** Begin Dataset content **

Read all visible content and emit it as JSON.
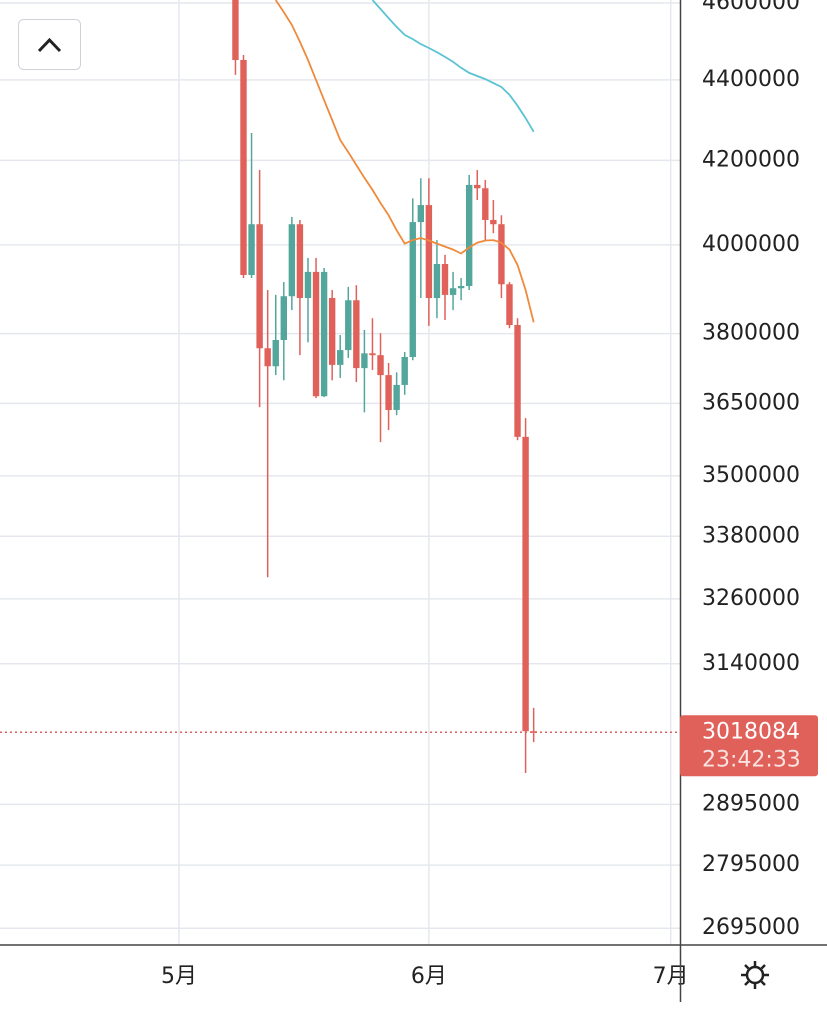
{
  "chart_data": {
    "type": "candlestick",
    "log": true,
    "grid": true,
    "ylim": [
      2669000,
      4608000
    ],
    "yticks": [
      4600000,
      4400000,
      4200000,
      4000000,
      3800000,
      3650000,
      3500000,
      3380000,
      3260000,
      3140000,
      2895000,
      2795000,
      2695000
    ],
    "categories": [
      null,
      null,
      null,
      null,
      null,
      null,
      null,
      null,
      null,
      null,
      null,
      null,
      null,
      null,
      null,
      null,
      null,
      null,
      null,
      null,
      null,
      null,
      "5月",
      null,
      null,
      null,
      null,
      null,
      null,
      null,
      null,
      null,
      null,
      null,
      null,
      null,
      null,
      null,
      null,
      null,
      null,
      null,
      null,
      null,
      null,
      null,
      null,
      null,
      null,
      null,
      null,
      null,
      null,
      "6月",
      null,
      null,
      null,
      null,
      null,
      null,
      null,
      null,
      null,
      null,
      null,
      null,
      null,
      null,
      null,
      null,
      null,
      null,
      null,
      null,
      null,
      null,
      null,
      null,
      null,
      null,
      null,
      null,
      null,
      "7月"
    ],
    "up_color": "#53a69b",
    "down_color": "#e0605a",
    "open": [
      null,
      null,
      null,
      null,
      null,
      null,
      null,
      null,
      null,
      null,
      null,
      null,
      null,
      null,
      null,
      null,
      null,
      null,
      null,
      null,
      null,
      null,
      null,
      null,
      null,
      null,
      null,
      null,
      null,
      4700000,
      4451000,
      3931000,
      4048000,
      3768000,
      3729000,
      3786000,
      3883000,
      4048000,
      3879000,
      3938000,
      3665000,
      3879000,
      3732000,
      3764000,
      3874000,
      3725000,
      3757000,
      3753000,
      3710000,
      3636000,
      3689000,
      3749000,
      4053000,
      4093000,
      3879000,
      3956000,
      3886000,
      3901000,
      3906000,
      4141000,
      4133000,
      4058000,
      4048000,
      3910000,
      3819000,
      3580000,
      3020000,
      null,
      null,
      null,
      null,
      null,
      null,
      null,
      null,
      null,
      null,
      null,
      null,
      null,
      null,
      null,
      null,
      null
    ],
    "high": [
      null,
      null,
      null,
      null,
      null,
      null,
      null,
      null,
      null,
      null,
      null,
      null,
      null,
      null,
      null,
      null,
      null,
      null,
      null,
      null,
      null,
      null,
      null,
      null,
      null,
      null,
      null,
      null,
      null,
      4760000,
      4464000,
      4267000,
      4177000,
      3897000,
      3886000,
      3915000,
      4065000,
      4058000,
      3970000,
      3970000,
      3947000,
      3897000,
      3797000,
      3904000,
      3908000,
      3808000,
      3834000,
      3801000,
      3736000,
      3716000,
      3760000,
      4109000,
      4157000,
      4157000,
      4011000,
      3977000,
      3938000,
      3924000,
      4165000,
      4177000,
      4153000,
      4105000,
      4069000,
      3915000,
      3834000,
      3619000,
      3061000,
      null,
      null,
      null,
      null,
      null,
      null,
      null,
      null,
      null,
      null,
      null,
      null,
      null,
      null,
      null,
      null,
      null
    ],
    "low": [
      null,
      null,
      null,
      null,
      null,
      null,
      null,
      null,
      null,
      null,
      null,
      null,
      null,
      null,
      null,
      null,
      null,
      null,
      null,
      null,
      null,
      null,
      null,
      null,
      null,
      null,
      null,
      null,
      null,
      4413000,
      3924000,
      3924000,
      3642000,
      3301000,
      3710000,
      3699000,
      3852000,
      3753000,
      3781000,
      3661000,
      3663000,
      3699000,
      3704000,
      3747000,
      3695000,
      3631000,
      3721000,
      3569000,
      3594000,
      3625000,
      3668000,
      3742000,
      3879000,
      3817000,
      3834000,
      3830000,
      3852000,
      3874000,
      3897000,
      4105000,
      4011000,
      4027000,
      3879000,
      3812000,
      3573000,
      2948000,
      3001000,
      null,
      null,
      null,
      null,
      null,
      null,
      null,
      null,
      null,
      null,
      null,
      null,
      null,
      null,
      null,
      null,
      null
    ],
    "close": [
      null,
      null,
      null,
      null,
      null,
      null,
      null,
      null,
      null,
      null,
      null,
      null,
      null,
      null,
      null,
      null,
      null,
      null,
      null,
      null,
      null,
      null,
      null,
      null,
      null,
      null,
      null,
      null,
      null,
      4451000,
      3931000,
      4048000,
      3768000,
      3729000,
      3786000,
      3883000,
      4048000,
      3879000,
      3938000,
      3665000,
      3938000,
      3732000,
      3764000,
      3874000,
      3725000,
      3757000,
      3753000,
      3710000,
      3636000,
      3689000,
      3749000,
      4053000,
      4093000,
      3879000,
      3956000,
      3886000,
      3901000,
      3906000,
      4141000,
      4133000,
      4058000,
      4048000,
      3910000,
      3819000,
      3580000,
      3020000,
      3018084,
      null,
      null,
      null,
      null,
      null,
      null,
      null,
      null,
      null,
      null,
      null,
      null,
      null,
      null,
      null,
      null,
      null
    ],
    "lines": [
      {
        "color": "#ef8a3c",
        "values": [
          null,
          null,
          null,
          null,
          null,
          null,
          null,
          null,
          null,
          null,
          null,
          null,
          null,
          null,
          null,
          null,
          null,
          null,
          null,
          null,
          null,
          null,
          null,
          null,
          null,
          null,
          null,
          null,
          null,
          null,
          null,
          null,
          null,
          null,
          4608000,
          4576000,
          4542000,
          4498000,
          4451000,
          4400000,
          4349000,
          4299000,
          4250000,
          4220000,
          4189000,
          4158000,
          4129000,
          4098000,
          4069000,
          4034000,
          4003000,
          4011000,
          4016000,
          4010000,
          4003000,
          3996000,
          3989000,
          3980000,
          3994000,
          4005000,
          4010000,
          4011000,
          4005000,
          3989000,
          3954000,
          3897000,
          3825000,
          null,
          null,
          null,
          null,
          null,
          null,
          null,
          null,
          null,
          null,
          null,
          null,
          null,
          null,
          null,
          null,
          null
        ]
      },
      {
        "color": "#5cc3d4",
        "values": [
          null,
          null,
          null,
          null,
          null,
          null,
          null,
          null,
          null,
          null,
          null,
          null,
          null,
          null,
          null,
          null,
          null,
          null,
          null,
          null,
          null,
          null,
          null,
          null,
          null,
          null,
          null,
          null,
          null,
          null,
          null,
          null,
          null,
          null,
          null,
          null,
          null,
          null,
          null,
          null,
          null,
          null,
          null,
          null,
          null,
          null,
          4608000,
          4584000,
          4560000,
          4537000,
          4516000,
          4505000,
          4492000,
          4482000,
          4471000,
          4459000,
          4446000,
          4431000,
          4418000,
          4410000,
          4402000,
          4392000,
          4382000,
          4362000,
          4335000,
          4304000,
          4270000,
          null,
          null,
          null,
          null,
          null,
          null,
          null,
          null,
          null,
          null,
          null,
          null,
          null,
          null,
          null,
          null,
          null
        ]
      }
    ],
    "last_price_label": "3018084",
    "countdown": "23:42:33"
  }
}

** End Dataset content **

== Written request ==
Skipping the pictures, transcribe each line above exactly as it appears.

== Problem solution ==
Read all visible content and emit it as JSON.
{
  "chart_data": {
    "type": "candlestick",
    "log": true,
    "grid": true,
    "ylim": [
      2669000,
      4608000
    ],
    "yticks": [
      4600000,
      4400000,
      4200000,
      4000000,
      3800000,
      3650000,
      3500000,
      3380000,
      3260000,
      3140000,
      2895000,
      2795000,
      2695000
    ],
    "categories": [
      null,
      null,
      null,
      null,
      null,
      null,
      null,
      null,
      null,
      null,
      null,
      null,
      null,
      null,
      null,
      null,
      null,
      null,
      null,
      null,
      null,
      null,
      "5月",
      null,
      null,
      null,
      null,
      null,
      null,
      null,
      null,
      null,
      null,
      null,
      null,
      null,
      null,
      null,
      null,
      null,
      null,
      null,
      null,
      null,
      null,
      null,
      null,
      null,
      null,
      null,
      null,
      null,
      null,
      "6月",
      null,
      null,
      null,
      null,
      null,
      null,
      null,
      null,
      null,
      null,
      null,
      null,
      null,
      null,
      null,
      null,
      null,
      null,
      null,
      null,
      null,
      null,
      null,
      null,
      null,
      null,
      null,
      null,
      null,
      "7月"
    ],
    "up_color": "#53a69b",
    "down_color": "#e0605a",
    "open": [
      null,
      null,
      null,
      null,
      null,
      null,
      null,
      null,
      null,
      null,
      null,
      null,
      null,
      null,
      null,
      null,
      null,
      null,
      null,
      null,
      null,
      null,
      null,
      null,
      null,
      null,
      null,
      null,
      null,
      4700000,
      4451000,
      3931000,
      4048000,
      3768000,
      3729000,
      3786000,
      3883000,
      4048000,
      3879000,
      3938000,
      3665000,
      3879000,
      3732000,
      3764000,
      3874000,
      3725000,
      3757000,
      3753000,
      3710000,
      3636000,
      3689000,
      3749000,
      4053000,
      4093000,
      3879000,
      3956000,
      3886000,
      3901000,
      3906000,
      4141000,
      4133000,
      4058000,
      4048000,
      3910000,
      3819000,
      3580000,
      3020000,
      null,
      null,
      null,
      null,
      null,
      null,
      null,
      null,
      null,
      null,
      null,
      null,
      null,
      null,
      null,
      null,
      null
    ],
    "high": [
      null,
      null,
      null,
      null,
      null,
      null,
      null,
      null,
      null,
      null,
      null,
      null,
      null,
      null,
      null,
      null,
      null,
      null,
      null,
      null,
      null,
      null,
      null,
      null,
      null,
      null,
      null,
      null,
      null,
      4760000,
      4464000,
      4267000,
      4177000,
      3897000,
      3886000,
      3915000,
      4065000,
      4058000,
      3970000,
      3970000,
      3947000,
      3897000,
      3797000,
      3904000,
      3908000,
      3808000,
      3834000,
      3801000,
      3736000,
      3716000,
      3760000,
      4109000,
      4157000,
      4157000,
      4011000,
      3977000,
      3938000,
      3924000,
      4165000,
      4177000,
      4153000,
      4105000,
      4069000,
      3915000,
      3834000,
      3619000,
      3061000,
      null,
      null,
      null,
      null,
      null,
      null,
      null,
      null,
      null,
      null,
      null,
      null,
      null,
      null,
      null,
      null,
      null
    ],
    "low": [
      null,
      null,
      null,
      null,
      null,
      null,
      null,
      null,
      null,
      null,
      null,
      null,
      null,
      null,
      null,
      null,
      null,
      null,
      null,
      null,
      null,
      null,
      null,
      null,
      null,
      null,
      null,
      null,
      null,
      4413000,
      3924000,
      3924000,
      3642000,
      3301000,
      3710000,
      3699000,
      3852000,
      3753000,
      3781000,
      3661000,
      3663000,
      3699000,
      3704000,
      3747000,
      3695000,
      3631000,
      3721000,
      3569000,
      3594000,
      3625000,
      3668000,
      3742000,
      3879000,
      3817000,
      3834000,
      3830000,
      3852000,
      3874000,
      3897000,
      4105000,
      4011000,
      4027000,
      3879000,
      3812000,
      3573000,
      2948000,
      3001000,
      null,
      null,
      null,
      null,
      null,
      null,
      null,
      null,
      null,
      null,
      null,
      null,
      null,
      null,
      null,
      null,
      null
    ],
    "close": [
      null,
      null,
      null,
      null,
      null,
      null,
      null,
      null,
      null,
      null,
      null,
      null,
      null,
      null,
      null,
      null,
      null,
      null,
      null,
      null,
      null,
      null,
      null,
      null,
      null,
      null,
      null,
      null,
      null,
      4451000,
      3931000,
      4048000,
      3768000,
      3729000,
      3786000,
      3883000,
      4048000,
      3879000,
      3938000,
      3665000,
      3938000,
      3732000,
      3764000,
      3874000,
      3725000,
      3757000,
      3753000,
      3710000,
      3636000,
      3689000,
      3749000,
      4053000,
      4093000,
      3879000,
      3956000,
      3886000,
      3901000,
      3906000,
      4141000,
      4133000,
      4058000,
      4048000,
      3910000,
      3819000,
      3580000,
      3020000,
      3018084,
      null,
      null,
      null,
      null,
      null,
      null,
      null,
      null,
      null,
      null,
      null,
      null,
      null,
      null,
      null,
      null,
      null
    ],
    "lines": [
      {
        "color": "#ef8a3c",
        "values": [
          null,
          null,
          null,
          null,
          null,
          null,
          null,
          null,
          null,
          null,
          null,
          null,
          null,
          null,
          null,
          null,
          null,
          null,
          null,
          null,
          null,
          null,
          null,
          null,
          null,
          null,
          null,
          null,
          null,
          null,
          null,
          null,
          null,
          null,
          4608000,
          4576000,
          4542000,
          4498000,
          4451000,
          4400000,
          4349000,
          4299000,
          4250000,
          4220000,
          4189000,
          4158000,
          4129000,
          4098000,
          4069000,
          4034000,
          4003000,
          4011000,
          4016000,
          4010000,
          4003000,
          3996000,
          3989000,
          3980000,
          3994000,
          4005000,
          4010000,
          4011000,
          4005000,
          3989000,
          3954000,
          3897000,
          3825000,
          null,
          null,
          null,
          null,
          null,
          null,
          null,
          null,
          null,
          null,
          null,
          null,
          null,
          null,
          null,
          null,
          null
        ]
      },
      {
        "color": "#5cc3d4",
        "values": [
          null,
          null,
          null,
          null,
          null,
          null,
          null,
          null,
          null,
          null,
          null,
          null,
          null,
          null,
          null,
          null,
          null,
          null,
          null,
          null,
          null,
          null,
          null,
          null,
          null,
          null,
          null,
          null,
          null,
          null,
          null,
          null,
          null,
          null,
          null,
          null,
          null,
          null,
          null,
          null,
          null,
          null,
          null,
          null,
          null,
          null,
          4608000,
          4584000,
          4560000,
          4537000,
          4516000,
          4505000,
          4492000,
          4482000,
          4471000,
          4459000,
          4446000,
          4431000,
          4418000,
          4410000,
          4402000,
          4392000,
          4382000,
          4362000,
          4335000,
          4304000,
          4270000,
          null,
          null,
          null,
          null,
          null,
          null,
          null,
          null,
          null,
          null,
          null,
          null,
          null,
          null,
          null,
          null,
          null
        ]
      }
    ],
    "last_price_label": "3018084",
    "countdown": "23:42:33"
  }
}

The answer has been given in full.